WORK TO DO: Retype each line of the material exactly, please, skipping any picture in it.

***** DATA FOR PROCESSING *****

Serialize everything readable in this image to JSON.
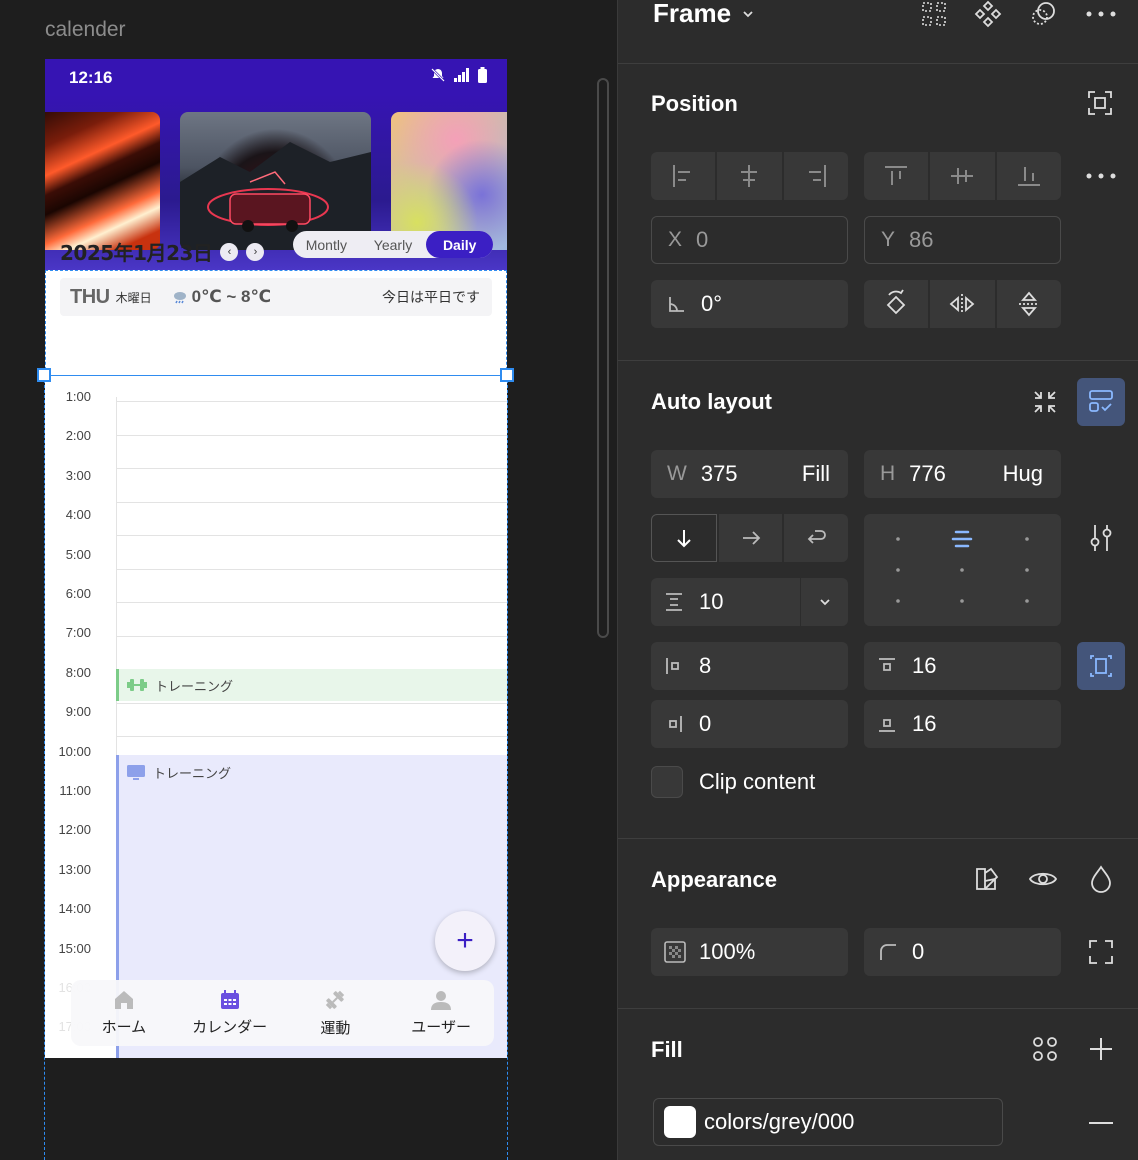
{
  "canvas": {
    "frame_label": "calender",
    "status_time": "12:16",
    "date_text": "2025年1月23日",
    "prev_arrow": "‹",
    "next_arrow": "›",
    "view_tabs": [
      "Montly",
      "Yearly",
      "Daily"
    ],
    "active_tab": "Daily",
    "day_abbr": "THU",
    "weekday": "木曜日",
    "weather_text": "0℃ ~ 8℃",
    "holiday_text": "今日は平日です",
    "hours": [
      "1:00",
      "2:00",
      "3:00",
      "4:00",
      "5:00",
      "6:00",
      "7:00",
      "8:00",
      "9:00",
      "10:00",
      "11:00",
      "12:00",
      "13:00",
      "14:00",
      "15:00",
      "16:00",
      "17:00"
    ],
    "event1_label": "トレーニング",
    "event2_label": "トレーニング",
    "fab_symbol": "+",
    "nav": [
      "ホーム",
      "カレンダー",
      "運動",
      "ユーザー"
    ]
  },
  "panel": {
    "frame_title": "Frame",
    "position_title": "Position",
    "x_label": "X",
    "x_value": "0",
    "y_label": "Y",
    "y_value": "86",
    "rotation_value": "0°",
    "autolayout_title": "Auto layout",
    "w_label": "W",
    "w_value": "375",
    "w_mode": "Fill",
    "h_label": "H",
    "h_value": "776",
    "h_mode": "Hug",
    "gap_value": "10",
    "pad_left": "8",
    "pad_top": "16",
    "pad_right": "0",
    "pad_bottom": "16",
    "clip_label": "Clip content",
    "appearance_title": "Appearance",
    "opacity_value": "100%",
    "radius_value": "0",
    "fill_title": "Fill",
    "fill_style": "colors/grey/000"
  },
  "colors": {
    "brand": "#3614b3",
    "active_tab": "#3b1fc4",
    "selection": "#2f8cf0",
    "event_green": "#e8f6ea",
    "event_blue": "#e9eafc"
  }
}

*****

TASK RESPONSE:
Serialize everything readable in this image to JSON.
{
  "canvas": {
    "frame_label": "calender",
    "status_time": "12:16",
    "date_text": "2025年1月23日",
    "prev_arrow": "‹",
    "next_arrow": "›",
    "view_tabs": [
      "Montly",
      "Yearly",
      "Daily"
    ],
    "active_tab": "Daily",
    "day_abbr": "THU",
    "weekday": "木曜日",
    "weather_text": "0℃ ~ 8℃",
    "holiday_text": "今日は平日です",
    "hours": [
      "1:00",
      "2:00",
      "3:00",
      "4:00",
      "5:00",
      "6:00",
      "7:00",
      "8:00",
      "9:00",
      "10:00",
      "11:00",
      "12:00",
      "13:00",
      "14:00",
      "15:00",
      "16:00",
      "17:00"
    ],
    "event1_label": "トレーニング",
    "event2_label": "トレーニング",
    "fab_symbol": "+",
    "nav": [
      "ホーム",
      "カレンダー",
      "運動",
      "ユーザー"
    ]
  },
  "panel": {
    "frame_title": "Frame",
    "position_title": "Position",
    "x_label": "X",
    "x_value": "0",
    "y_label": "Y",
    "y_value": "86",
    "rotation_value": "0°",
    "autolayout_title": "Auto layout",
    "w_label": "W",
    "w_value": "375",
    "w_mode": "Fill",
    "h_label": "H",
    "h_value": "776",
    "h_mode": "Hug",
    "gap_value": "10",
    "pad_left": "8",
    "pad_top": "16",
    "pad_right": "0",
    "pad_bottom": "16",
    "clip_label": "Clip content",
    "appearance_title": "Appearance",
    "opacity_value": "100%",
    "radius_value": "0",
    "fill_title": "Fill",
    "fill_style": "colors/grey/000"
  },
  "colors": {
    "brand": "#3614b3",
    "active_tab": "#3b1fc4",
    "selection": "#2f8cf0",
    "event_green": "#e8f6ea",
    "event_blue": "#e9eafc"
  }
}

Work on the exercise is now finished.